(Source records)
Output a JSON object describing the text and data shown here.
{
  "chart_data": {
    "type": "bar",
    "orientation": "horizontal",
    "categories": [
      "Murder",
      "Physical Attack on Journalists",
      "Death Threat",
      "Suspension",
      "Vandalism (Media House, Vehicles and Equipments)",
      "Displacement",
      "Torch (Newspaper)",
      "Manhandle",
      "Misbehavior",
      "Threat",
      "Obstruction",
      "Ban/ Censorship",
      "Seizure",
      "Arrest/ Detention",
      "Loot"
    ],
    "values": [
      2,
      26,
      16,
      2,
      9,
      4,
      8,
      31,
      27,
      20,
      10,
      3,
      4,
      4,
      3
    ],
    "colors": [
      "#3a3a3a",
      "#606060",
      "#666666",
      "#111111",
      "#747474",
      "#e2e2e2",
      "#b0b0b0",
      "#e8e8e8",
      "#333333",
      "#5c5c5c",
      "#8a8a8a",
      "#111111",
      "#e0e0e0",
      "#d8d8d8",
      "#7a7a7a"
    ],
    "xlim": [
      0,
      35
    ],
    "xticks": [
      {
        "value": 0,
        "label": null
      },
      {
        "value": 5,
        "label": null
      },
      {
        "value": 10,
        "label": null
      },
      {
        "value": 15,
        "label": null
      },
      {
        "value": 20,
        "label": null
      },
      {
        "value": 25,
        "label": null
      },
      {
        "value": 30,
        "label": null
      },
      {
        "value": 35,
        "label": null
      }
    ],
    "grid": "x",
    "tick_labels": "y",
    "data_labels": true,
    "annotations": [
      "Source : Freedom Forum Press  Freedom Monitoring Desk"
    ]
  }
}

*WORK REQUIRED*
Please return the data above exactly as given.

*FULL OUTPUT*
Output a JSON object describing the text and data shown here.
{
  "chart_data": {
    "type": "bar",
    "orientation": "horizontal",
    "categories": [
      "Murder",
      "Physical Attack on Journalists",
      "Death Threat",
      "Suspension",
      "Vandalism (Media House, Vehicles and Equipments)",
      "Displacement",
      "Torch (Newspaper)",
      "Manhandle",
      "Misbehavior",
      "Threat",
      "Obstruction",
      "Ban/ Censorship",
      "Seizure",
      "Arrest/ Detention",
      "Loot"
    ],
    "values": [
      2,
      26,
      16,
      2,
      9,
      4,
      8,
      31,
      27,
      20,
      10,
      3,
      4,
      4,
      3
    ],
    "colors": [
      "#3a3a3a",
      "#606060",
      "#666666",
      "#111111",
      "#747474",
      "#e2e2e2",
      "#b0b0b0",
      "#e8e8e8",
      "#333333",
      "#5c5c5c",
      "#8a8a8a",
      "#111111",
      "#e0e0e0",
      "#d8d8d8",
      "#7a7a7a"
    ],
    "xlim": [
      0,
      35
    ],
    "xticks": [
      {
        "value": 0,
        "label": null
      },
      {
        "value": 5,
        "label": null
      },
      {
        "value": 10,
        "label": null
      },
      {
        "value": 15,
        "label": null
      },
      {
        "value": 20,
        "label": null
      },
      {
        "value": 25,
        "label": null
      },
      {
        "value": 30,
        "label": null
      },
      {
        "value": 35,
        "label": null
      }
    ],
    "grid": "x",
    "tick_labels": "y",
    "data_labels": true,
    "annotations": [
      "Source : Freedom Forum Press  Freedom Monitoring Desk"
    ]
  }
}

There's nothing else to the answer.